**Extracted text:**
** START **
Building community before conversion: the strategy behind loyal ecommerce brands.
Everyone says they’re building a community.
But if we’re honest, most brands are actually building an audience. Followers. Email subscribers. Customers who might buy again if the timing lines up.
Community is something different. It’s when customers feel like the brand belongs to them as much as it belongs to the business itself.
That idea sits at the heart of today’s Playbook, sparked by a conversation with Tara McKeon, Founder of Proud Poppy, the size-inclusive fashion brand that has built one of the most engaged customer communities in Australian ecommerce.
Proud Poppy’s VIP Facebook group alone has more than 22,000 members, and repeat purchases outnumber single transactions.
Tara’s story, including moments where customers have told her the brand changed their lives, reveals what happens when ecommerce stops thinking about transactions and starts thinking about belonging.
Alongside Tara’s experience, lessons from Briony Kennedy from Adorn Cosmetics, Anastasia Lloyd-Wallis from Retail Doctor Group, and Laura Thompson and Sarah Sheridan from Clothing The Gaps show how some brands are turning customers into communities that drive loyalty, advocacy and growth.
You can hear Tara’s full story in her Add To Cart episode.
Build A Place To Belong
Tara McKeon didn’t just build a clothing brand with Proud Poppy.
She built a place where customers want to show up.
The Proud Poppy VIP Facebook group behaves less like a marketing channel and more like a community lounge. Customers share outfits, celebrate milestones, support each other through tough times and connect over more than just fashion.
And Tara is very deliberate about protecting that space.
She never pressures customers to buy. Instead, the focus is on connection, conversation and authenticity. Purchases happen naturally as a result of that trust, not because of sales tactics.
That approach has created something powerful: customers who feel emotionally invested in the brand. When people feel like they belong somewhere, they don’t just shop. They return, they share and they advocate.
The difference between an audience and a community is simple.
An audience listens.
A community participates.
Let Customers Lead
Briony Kennedy, founder of Adorn Cosmetics, discovered something similar when building her own customer community.
Adorn’s private Facebook group (with around 5,000 member) began as a place for beauty advice and product updates. But the real magic happened when Briony stepped back and stopped trying to control the conversation.
Customers began sharing their own makeup tips. Then life stories. Then the deeper stuff: struggles, wins, and moments where they simply needed support.
** END **
**Collected data:**
** START **
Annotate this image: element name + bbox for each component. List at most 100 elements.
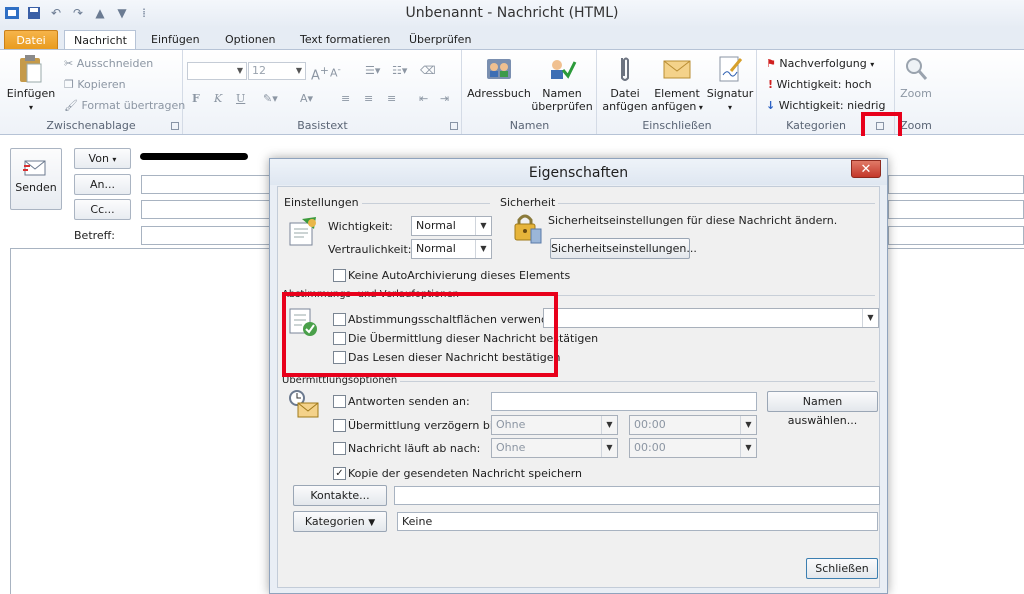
** END **
**What to do:**
- 1) In the article on ecommerce community, how many members does Proud Poppy's VIP Facebook group have?
- 2) Using the article on ecommerce community, say whether each statement agrees with it, and quote the words that decide it: (a) Tara McKeon pushes customers in the VIP group to buy. (b) Adorn's private Facebook group started as a place for beauty advice and product updates. (c) At Proud Poppy, single transactions outnumber repeat purchases.
- 3) Write the next few paragraphs of the article on ecommerce community, picking up right after its last sentence.

**Results of the tasks:**
- 1) More than 22,000 members.

- 2)
(a) No: "She never pressures customers to buy."
(b) Yes: "began as a place for beauty advice and product updates"
(c) No: "repeat purchases outnumber single transactions."

- 3)
The makeup became the excuse for the gathering, not the centre of it.
Many brands treat their VIP groups like broadcast channels for launches and promotions. But Briony realised that the strongest communities form when customers start building relationships with each other.
At that point, loyalty goes beyond the product.
It becomes social.
And leaving the brand means leaving the people too.
Status Beats Savings
Loyalty programs often focus on discounts.
But Anastasia Lloyd-Wallis from Retail Doctor Group shared a fascinating insight from bubble tea brand Chatime that flips that thinking on its head.
Customers were collecting loyalty points but weren’t redeeming them.
Not because they forgot.
Because they didn’t want to.
Having the most points became a badge of honour. It showed they were the brand’s most loyal fan.
In other words, the points stopped being currency and started becoming status.
For many customers, particularly younger ones, the brands they support become part of how they signal identity. Recognition, tiers and visible loyalty can drive stronger engagement than simple discounts ever could.
If loyalty programs only reward transactions, they encourage short-term behaviour.
But when they reward belonging, they build long-term connection.
Turn Buyers Into Participants
Laura Thompson and Sarah Sheridan, founders of Clothing The Gaps, take the concept of community even further.
Their Aboriginal-led fashion brand doesn’t describe people as customers.
They call them supporters.
Every purchase is framed as participation in a bigger movement — promoting Indigenous culture, visibility and education.
That framing changes the meaning of the transaction entirely.
Instead of buying a product, customers are contributing to a shared mission.
And when people see themselves as participants rather than buyers, their behaviour shifts. They advocate more strongly, forgive mistakes more easily and actively bring others into the community.
The brands that build real community don’t treat it like a marketing tactic.
They treat it like belonging.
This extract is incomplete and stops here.